-------- Provided records --------

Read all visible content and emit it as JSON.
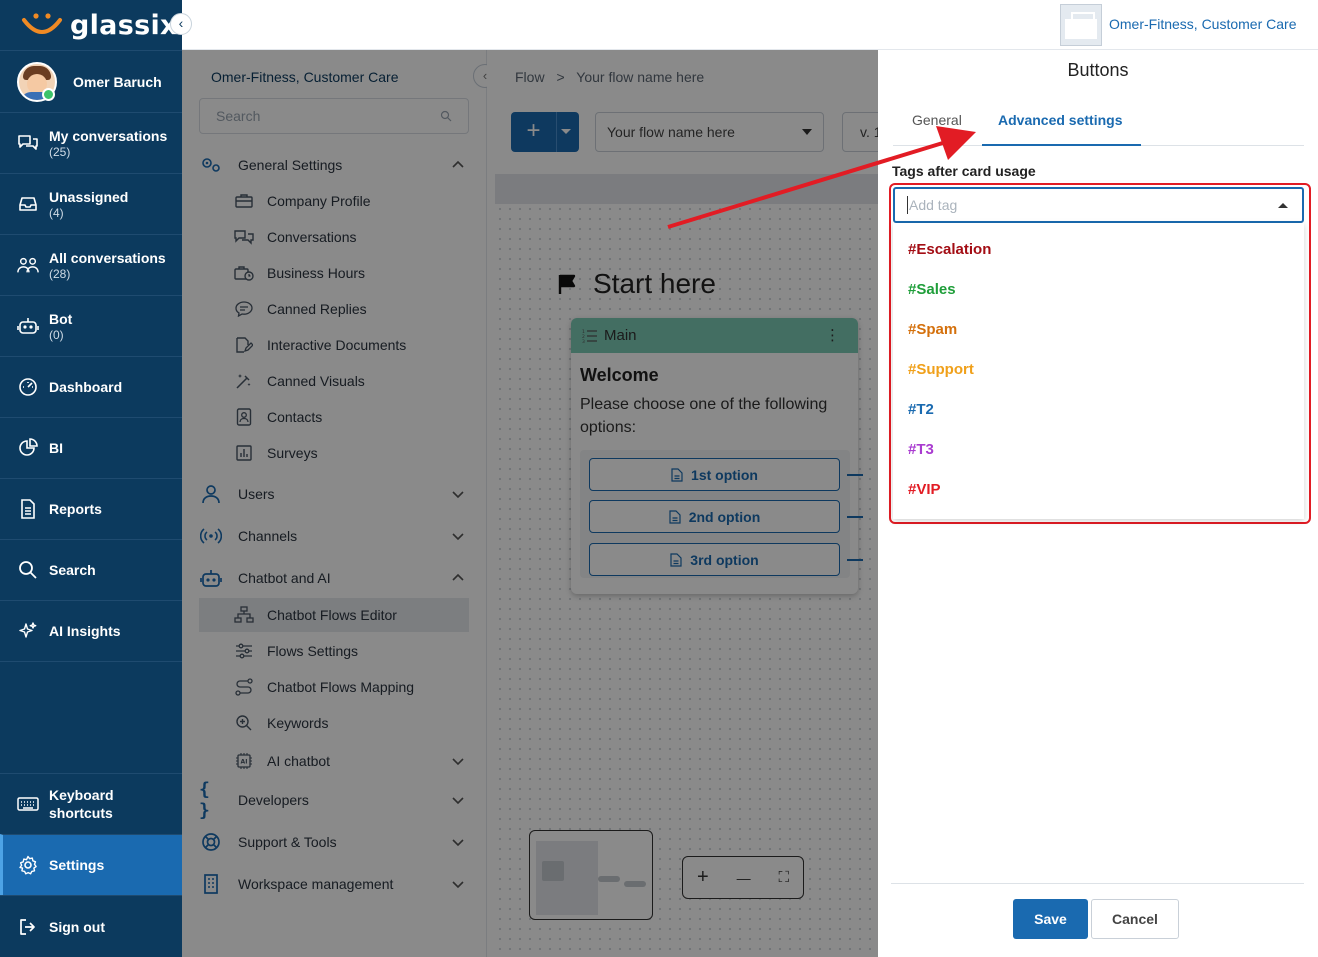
{
  "brand": {
    "name": "glassix"
  },
  "topbar": {
    "workspace_name": "Omer-Fitness, Customer Care"
  },
  "user": {
    "name": "Omer Baruch"
  },
  "nav": [
    {
      "label": "My conversations",
      "count": "(25)"
    },
    {
      "label": "Unassigned",
      "count": "(4)"
    },
    {
      "label": "All conversations",
      "count": "(28)"
    },
    {
      "label": "Bot",
      "count": "(0)"
    },
    {
      "label": "Dashboard"
    },
    {
      "label": "BI"
    },
    {
      "label": "Reports"
    },
    {
      "label": "Search"
    },
    {
      "label": "AI Insights"
    }
  ],
  "nav_bottom": [
    {
      "label": "Keyboard shortcuts"
    },
    {
      "label": "Settings"
    },
    {
      "label": "Sign out"
    }
  ],
  "settings": {
    "title": "Omer-Fitness, Customer Care",
    "search_placeholder": "Search",
    "general_settings": "General Settings",
    "general_items": [
      "Company Profile",
      "Conversations",
      "Business Hours",
      "Canned Replies",
      "Interactive Documents",
      "Canned Visuals",
      "Contacts",
      "Surveys"
    ],
    "users": "Users",
    "channels": "Channels",
    "chatbot_ai": "Chatbot and AI",
    "chatbot_items": [
      "Chatbot Flows Editor",
      "Flows Settings",
      "Chatbot Flows Mapping",
      "Keywords",
      "AI chatbot"
    ],
    "developers": "Developers",
    "support_tools": "Support & Tools",
    "workspace_mgmt": "Workspace management"
  },
  "canvas": {
    "breadcrumb_root": "Flow",
    "breadcrumb_sep": ">",
    "breadcrumb_current": "Your flow name here",
    "add_label": "+",
    "flow_select_value": "Your flow name here",
    "version_label": "v. 1",
    "start_label": "Start here",
    "card": {
      "header": "Main",
      "title": "Welcome",
      "body": "Please choose one of the following options:",
      "options": [
        "1st option",
        "2nd option",
        "3rd option"
      ]
    },
    "zoom_in": "+",
    "zoom_out": "—",
    "fit": "⛶"
  },
  "drawer": {
    "title": "Buttons",
    "tabs": [
      "General",
      "Advanced settings"
    ],
    "tags_label": "Tags after card usage",
    "tag_placeholder": "Add tag",
    "tags": [
      {
        "label": "#Escalation",
        "color": "#a30d14"
      },
      {
        "label": "#Sales",
        "color": "#1f9e3a"
      },
      {
        "label": "#Spam",
        "color": "#d4700c"
      },
      {
        "label": "#Support",
        "color": "#f0a01a"
      },
      {
        "label": "#T2",
        "color": "#1a6ab0"
      },
      {
        "label": "#T3",
        "color": "#a93bd0"
      },
      {
        "label": "#VIP",
        "color": "#e21c24"
      }
    ],
    "save_label": "Save",
    "cancel_label": "Cancel"
  },
  "colors": {
    "nav_bg": "#0c3a5e",
    "accent": "#1a6ab0",
    "annotation": "#e21c24"
  }
}
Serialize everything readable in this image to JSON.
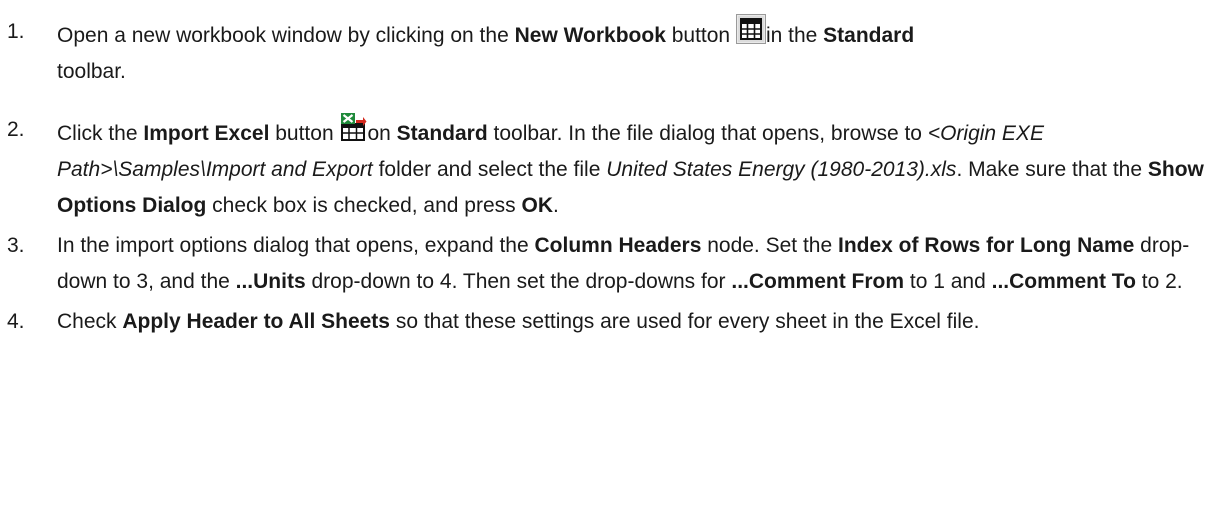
{
  "steps": [
    {
      "num": "1.",
      "segments": [
        {
          "text": "Open a new workbook window by clicking on the ",
          "style": "normal"
        },
        {
          "text": "New Workbook",
          "style": "bold"
        },
        {
          "text": " button ",
          "style": "normal"
        },
        {
          "icon": "new-workbook-icon"
        },
        {
          "text": "in the ",
          "style": "normal"
        },
        {
          "text": "Standard",
          "style": "bold"
        },
        {
          "text": " toolbar.",
          "style": "normal"
        }
      ]
    },
    {
      "num": "2.",
      "segments": [
        {
          "text": "Click the ",
          "style": "normal"
        },
        {
          "text": "Import Excel",
          "style": "bold"
        },
        {
          "text": " button ",
          "style": "normal"
        },
        {
          "icon": "import-excel-icon"
        },
        {
          "text": "on ",
          "style": "normal"
        },
        {
          "text": "Standard",
          "style": "bold"
        },
        {
          "text": " toolbar. In the file dialog that opens, browse to ",
          "style": "normal"
        },
        {
          "text": "<Origin EXE Path>\\Samples\\Import and Export",
          "style": "italic"
        },
        {
          "text": " folder and select the file ",
          "style": "normal"
        },
        {
          "text": "United States Energy (1980-2013).xls",
          "style": "italic"
        },
        {
          "text": ". Make sure that the ",
          "style": "normal"
        },
        {
          "text": "Show Options Dialog",
          "style": "bold"
        },
        {
          "text": " check box is checked, and press ",
          "style": "normal"
        },
        {
          "text": "OK",
          "style": "bold"
        },
        {
          "text": ".",
          "style": "normal"
        }
      ]
    },
    {
      "num": "3.",
      "segments": [
        {
          "text": "In the import options dialog that opens, expand the ",
          "style": "normal"
        },
        {
          "text": "Column Headers",
          "style": "bold"
        },
        {
          "text": " node. Set the ",
          "style": "normal"
        },
        {
          "text": "Index of Rows for Long Name",
          "style": "bold"
        },
        {
          "text": " drop-down to 3, and the ",
          "style": "normal"
        },
        {
          "text": "...Units",
          "style": "bold"
        },
        {
          "text": " drop-down to 4. Then set the drop-downs for ",
          "style": "normal"
        },
        {
          "text": "...Comment From",
          "style": "bold"
        },
        {
          "text": " to 1 and ",
          "style": "normal"
        },
        {
          "text": "...Comment To",
          "style": "bold"
        },
        {
          "text": " to 2.",
          "style": "normal"
        }
      ]
    },
    {
      "num": "4.",
      "segments": [
        {
          "text": "Check ",
          "style": "normal"
        },
        {
          "text": "Apply Header to All Sheets",
          "style": "bold"
        },
        {
          "text": " so that these settings are used for every sheet in the Excel file.",
          "style": "normal"
        }
      ]
    }
  ]
}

--------

- _Task statement_:
Repeat the material above in full and unchanged, minus its images.

- _In response_:
Read all visible content and emit it as JSON.
{
  "brand": {
    "name": "glassix"
  },
  "topbar": {
    "workspace_name": "Omer-Fitness, Customer Care"
  },
  "user": {
    "name": "Omer Baruch"
  },
  "nav": [
    {
      "label": "My conversations",
      "count": "(25)"
    },
    {
      "label": "Unassigned",
      "count": "(4)"
    },
    {
      "label": "All conversations",
      "count": "(28)"
    },
    {
      "label": "Bot",
      "count": "(0)"
    },
    {
      "label": "Dashboard"
    },
    {
      "label": "BI"
    },
    {
      "label": "Reports"
    },
    {
      "label": "Search"
    },
    {
      "label": "AI Insights"
    }
  ],
  "nav_bottom": [
    {
      "label": "Keyboard shortcuts"
    },
    {
      "label": "Settings"
    },
    {
      "label": "Sign out"
    }
  ],
  "settings": {
    "title": "Omer-Fitness, Customer Care",
    "search_placeholder": "Search",
    "general_settings": "General Settings",
    "general_items": [
      "Company Profile",
      "Conversations",
      "Business Hours",
      "Canned Replies",
      "Interactive Documents",
      "Canned Visuals",
      "Contacts",
      "Surveys"
    ],
    "users": "Users",
    "channels": "Channels",
    "chatbot_ai": "Chatbot and AI",
    "chatbot_items": [
      "Chatbot Flows Editor",
      "Flows Settings",
      "Chatbot Flows Mapping",
      "Keywords",
      "AI chatbot"
    ],
    "developers": "Developers",
    "support_tools": "Support & Tools",
    "workspace_mgmt": "Workspace management"
  },
  "canvas": {
    "breadcrumb_root": "Flow",
    "breadcrumb_sep": ">",
    "breadcrumb_current": "Your flow name here",
    "add_label": "+",
    "flow_select_value": "Your flow name here",
    "version_label": "v. 1",
    "start_label": "Start here",
    "card": {
      "header": "Main",
      "title": "Welcome",
      "body": "Please choose one of the following options:",
      "options": [
        "1st option",
        "2nd option",
        "3rd option"
      ]
    },
    "zoom_in": "+",
    "zoom_out": "—",
    "fit": "⛶"
  },
  "drawer": {
    "title": "Buttons",
    "tabs": [
      "General",
      "Advanced settings"
    ],
    "tags_label": "Tags after card usage",
    "tag_placeholder": "Add tag",
    "tags": [
      {
        "label": "#Escalation",
        "color": "#a30d14"
      },
      {
        "label": "#Sales",
        "color": "#1f9e3a"
      },
      {
        "label": "#Spam",
        "color": "#d4700c"
      },
      {
        "label": "#Support",
        "color": "#f0a01a"
      },
      {
        "label": "#T2",
        "color": "#1a6ab0"
      },
      {
        "label": "#T3",
        "color": "#a93bd0"
      },
      {
        "label": "#VIP",
        "color": "#e21c24"
      }
    ],
    "save_label": "Save",
    "cancel_label": "Cancel"
  },
  "colors": {
    "nav_bg": "#0c3a5e",
    "accent": "#1a6ab0",
    "annotation": "#e21c24"
  }
}
Serialize everything readable in this image to JSON.
{
  "steps": [
    {
      "num": "1.",
      "segments": [
        {
          "text": "Open a new workbook window by clicking on the ",
          "style": "normal"
        },
        {
          "text": "New Workbook",
          "style": "bold"
        },
        {
          "text": " button ",
          "style": "normal"
        },
        {
          "icon": "new-workbook-icon"
        },
        {
          "text": "in the ",
          "style": "normal"
        },
        {
          "text": "Standard",
          "style": "bold"
        },
        {
          "text": " toolbar.",
          "style": "normal"
        }
      ]
    },
    {
      "num": "2.",
      "segments": [
        {
          "text": "Click the ",
          "style": "normal"
        },
        {
          "text": "Import Excel",
          "style": "bold"
        },
        {
          "text": " button ",
          "style": "normal"
        },
        {
          "icon": "import-excel-icon"
        },
        {
          "text": "on ",
          "style": "normal"
        },
        {
          "text": "Standard",
          "style": "bold"
        },
        {
          "text": " toolbar. In the file dialog that opens, browse to ",
          "style": "normal"
        },
        {
          "text": "<Origin EXE Path>\\Samples\\Import and Export",
          "style": "italic"
        },
        {
          "text": " folder and select the file ",
          "style": "normal"
        },
        {
          "text": "United States Energy (1980-2013).xls",
          "style": "italic"
        },
        {
          "text": ". Make sure that the ",
          "style": "normal"
        },
        {
          "text": "Show Options Dialog",
          "style": "bold"
        },
        {
          "text": " check box is checked, and press ",
          "style": "normal"
        },
        {
          "text": "OK",
          "style": "bold"
        },
        {
          "text": ".",
          "style": "normal"
        }
      ]
    },
    {
      "num": "3.",
      "segments": [
        {
          "text": "In the import options dialog that opens, expand the ",
          "style": "normal"
        },
        {
          "text": "Column Headers",
          "style": "bold"
        },
        {
          "text": " node. Set the ",
          "style": "normal"
        },
        {
          "text": "Index of Rows for Long Name",
          "style": "bold"
        },
        {
          "text": " drop-down to 3, and the ",
          "style": "normal"
        },
        {
          "text": "...Units",
          "style": "bold"
        },
        {
          "text": " drop-down to 4. Then set the drop-downs for ",
          "style": "normal"
        },
        {
          "text": "...Comment From",
          "style": "bold"
        },
        {
          "text": " to 1 and ",
          "style": "normal"
        },
        {
          "text": "...Comment To",
          "style": "bold"
        },
        {
          "text": " to 2.",
          "style": "normal"
        }
      ]
    },
    {
      "num": "4.",
      "segments": [
        {
          "text": "Check ",
          "style": "normal"
        },
        {
          "text": "Apply Header to All Sheets",
          "style": "bold"
        },
        {
          "text": " so that these settings are used for every sheet in the Excel file.",
          "style": "normal"
        }
      ]
    }
  ]
}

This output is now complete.